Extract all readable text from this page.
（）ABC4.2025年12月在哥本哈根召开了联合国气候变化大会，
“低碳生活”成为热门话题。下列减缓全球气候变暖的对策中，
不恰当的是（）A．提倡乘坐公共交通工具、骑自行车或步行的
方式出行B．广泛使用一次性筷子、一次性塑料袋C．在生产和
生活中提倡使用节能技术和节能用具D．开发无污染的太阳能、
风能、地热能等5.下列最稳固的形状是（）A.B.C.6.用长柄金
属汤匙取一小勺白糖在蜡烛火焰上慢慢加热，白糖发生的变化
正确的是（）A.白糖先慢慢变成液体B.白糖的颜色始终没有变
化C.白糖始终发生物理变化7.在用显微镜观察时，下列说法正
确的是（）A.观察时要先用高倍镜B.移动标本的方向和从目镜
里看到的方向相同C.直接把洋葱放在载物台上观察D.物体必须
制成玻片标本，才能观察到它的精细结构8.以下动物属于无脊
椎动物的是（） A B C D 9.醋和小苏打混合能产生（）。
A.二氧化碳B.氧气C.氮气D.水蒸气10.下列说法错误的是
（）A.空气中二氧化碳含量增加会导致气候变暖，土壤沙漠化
--
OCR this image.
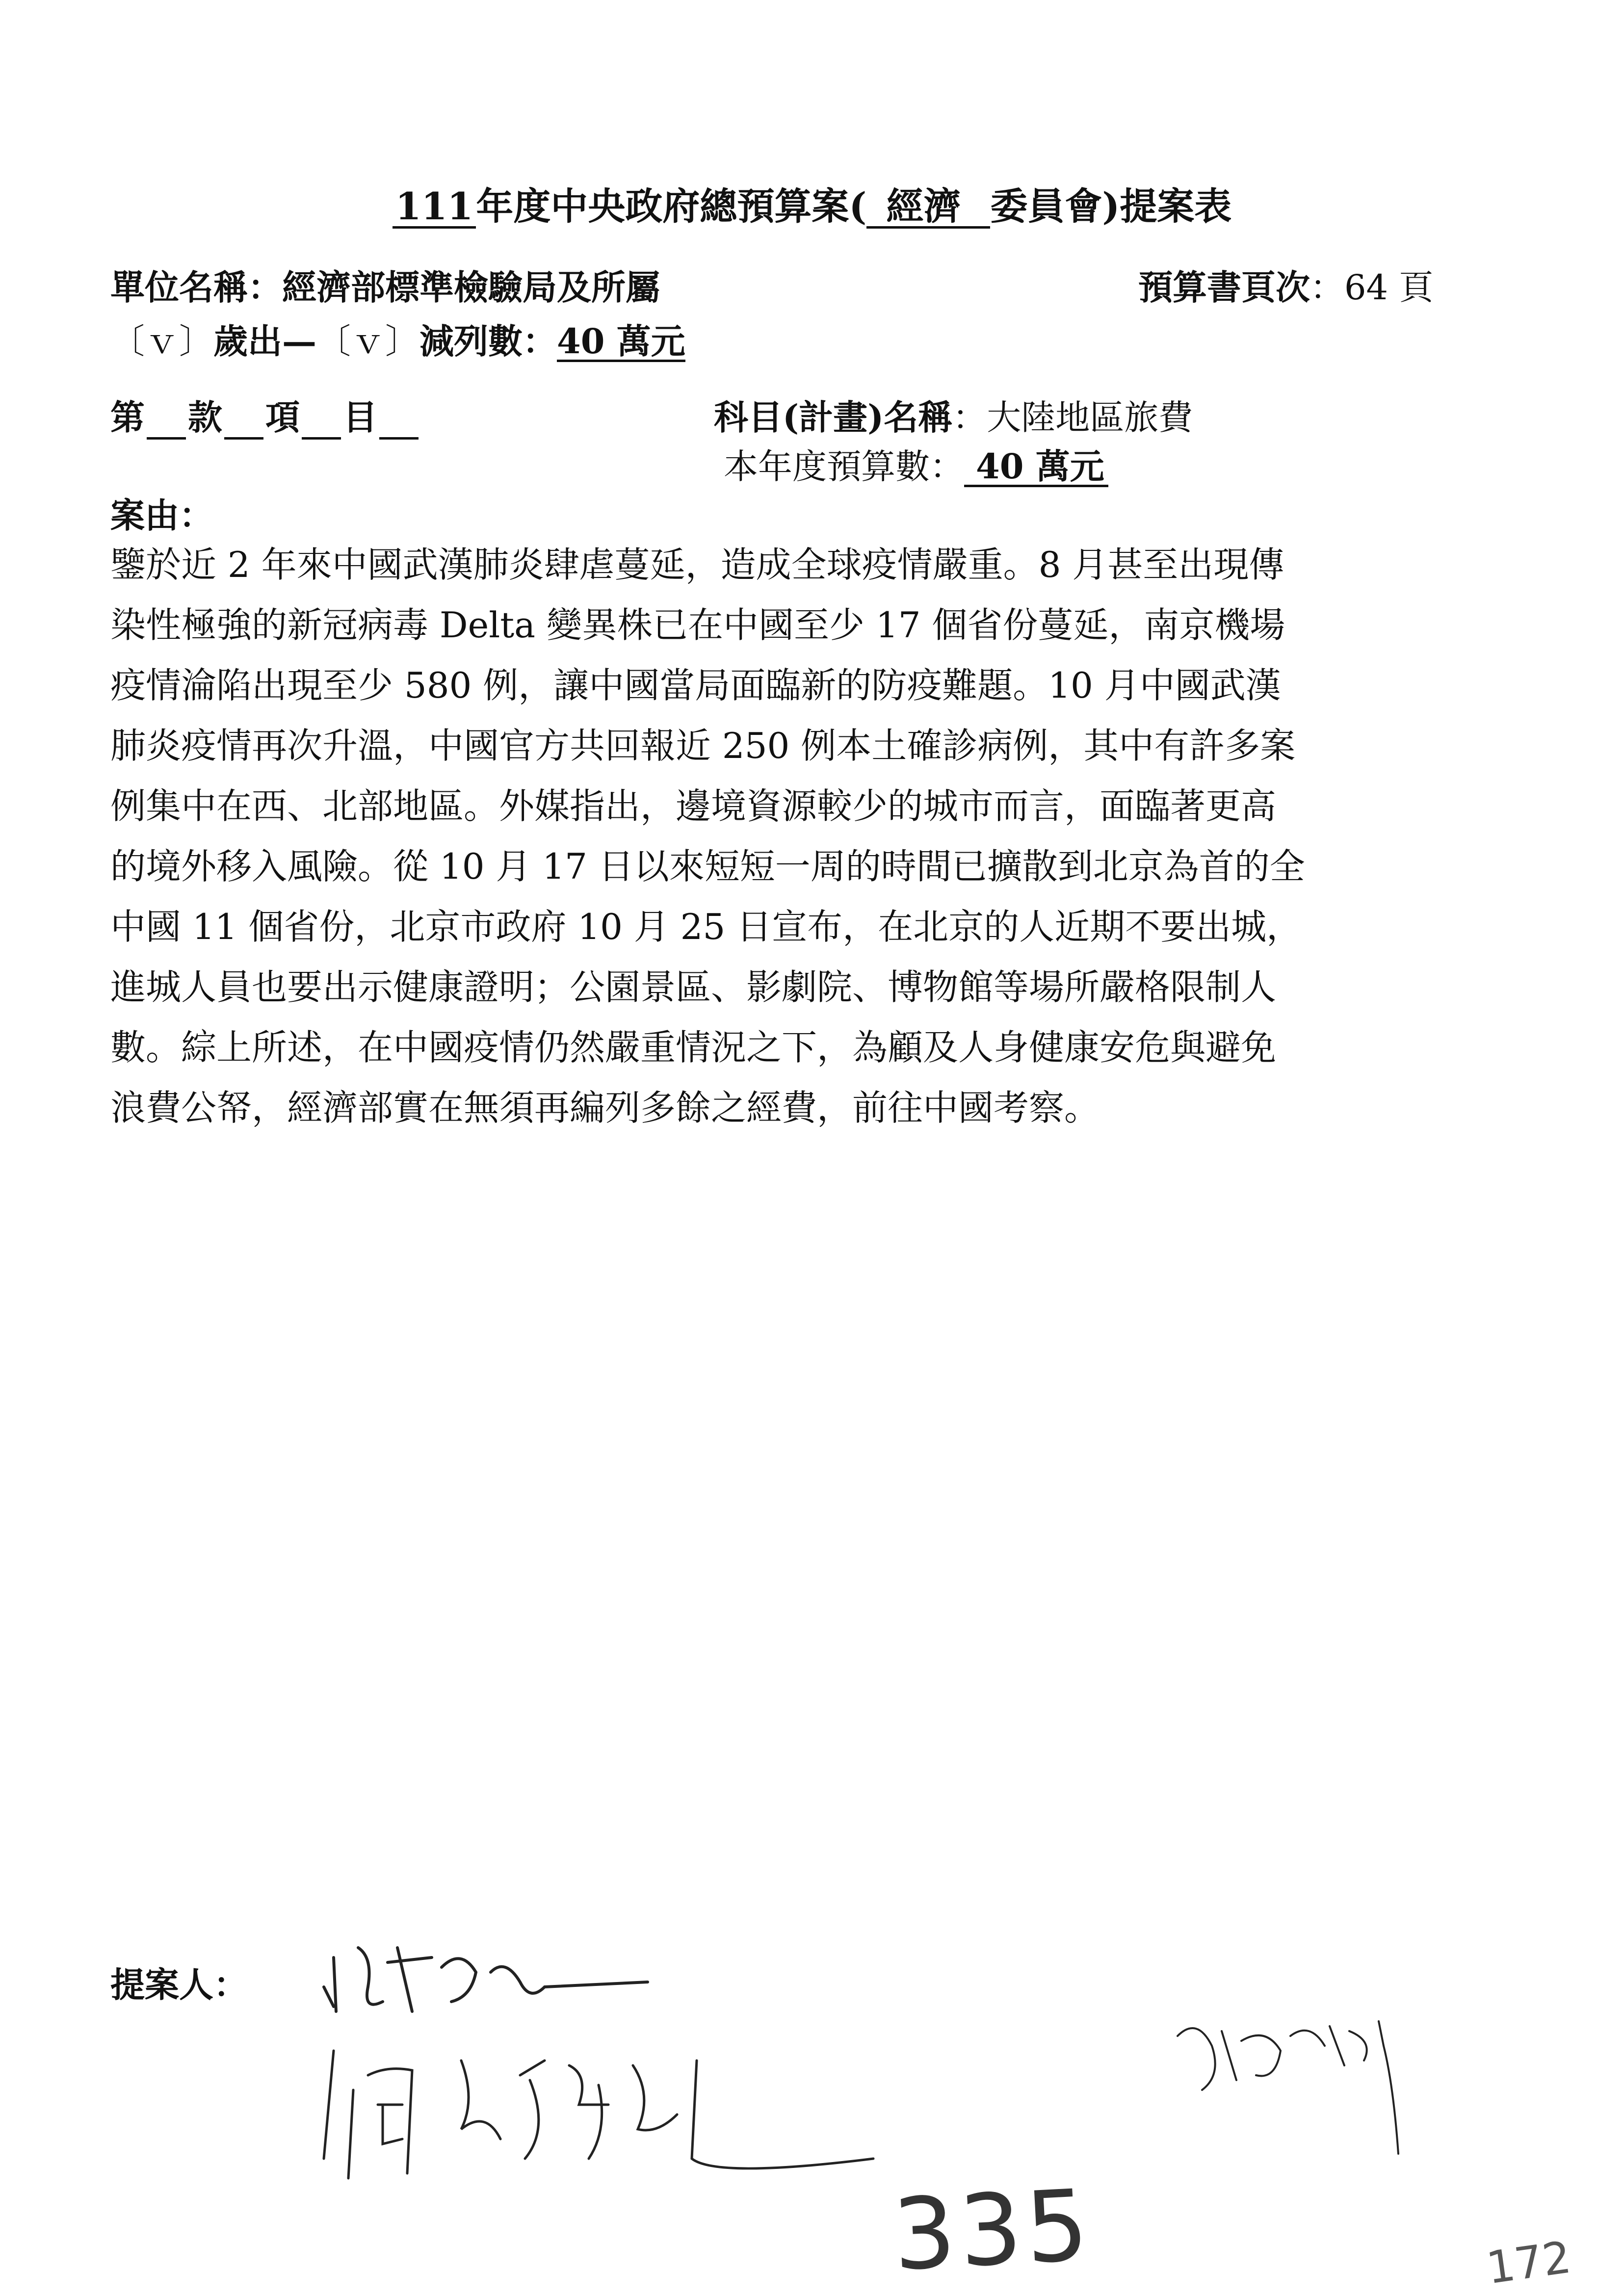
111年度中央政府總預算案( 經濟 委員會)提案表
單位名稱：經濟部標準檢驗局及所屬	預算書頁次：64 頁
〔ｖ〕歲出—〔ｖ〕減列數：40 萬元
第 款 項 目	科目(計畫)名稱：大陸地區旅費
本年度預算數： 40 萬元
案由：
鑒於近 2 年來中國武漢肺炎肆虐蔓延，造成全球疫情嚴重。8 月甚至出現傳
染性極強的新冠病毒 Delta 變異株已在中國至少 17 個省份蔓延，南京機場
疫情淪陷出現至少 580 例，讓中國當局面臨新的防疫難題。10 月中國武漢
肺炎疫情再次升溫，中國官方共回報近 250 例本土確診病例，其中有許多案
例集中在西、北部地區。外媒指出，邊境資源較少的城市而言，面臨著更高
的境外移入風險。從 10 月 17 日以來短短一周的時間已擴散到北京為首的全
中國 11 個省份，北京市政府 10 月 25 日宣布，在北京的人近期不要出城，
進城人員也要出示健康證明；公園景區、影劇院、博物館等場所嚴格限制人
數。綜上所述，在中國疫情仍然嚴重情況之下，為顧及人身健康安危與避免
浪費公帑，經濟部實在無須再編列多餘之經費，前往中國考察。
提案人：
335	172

*SET PROBLEM*
Copy every line of the listing that includes the string "this".

*WRITTEN RESPONSE*
Extract all readable text from this page.
OCR this image.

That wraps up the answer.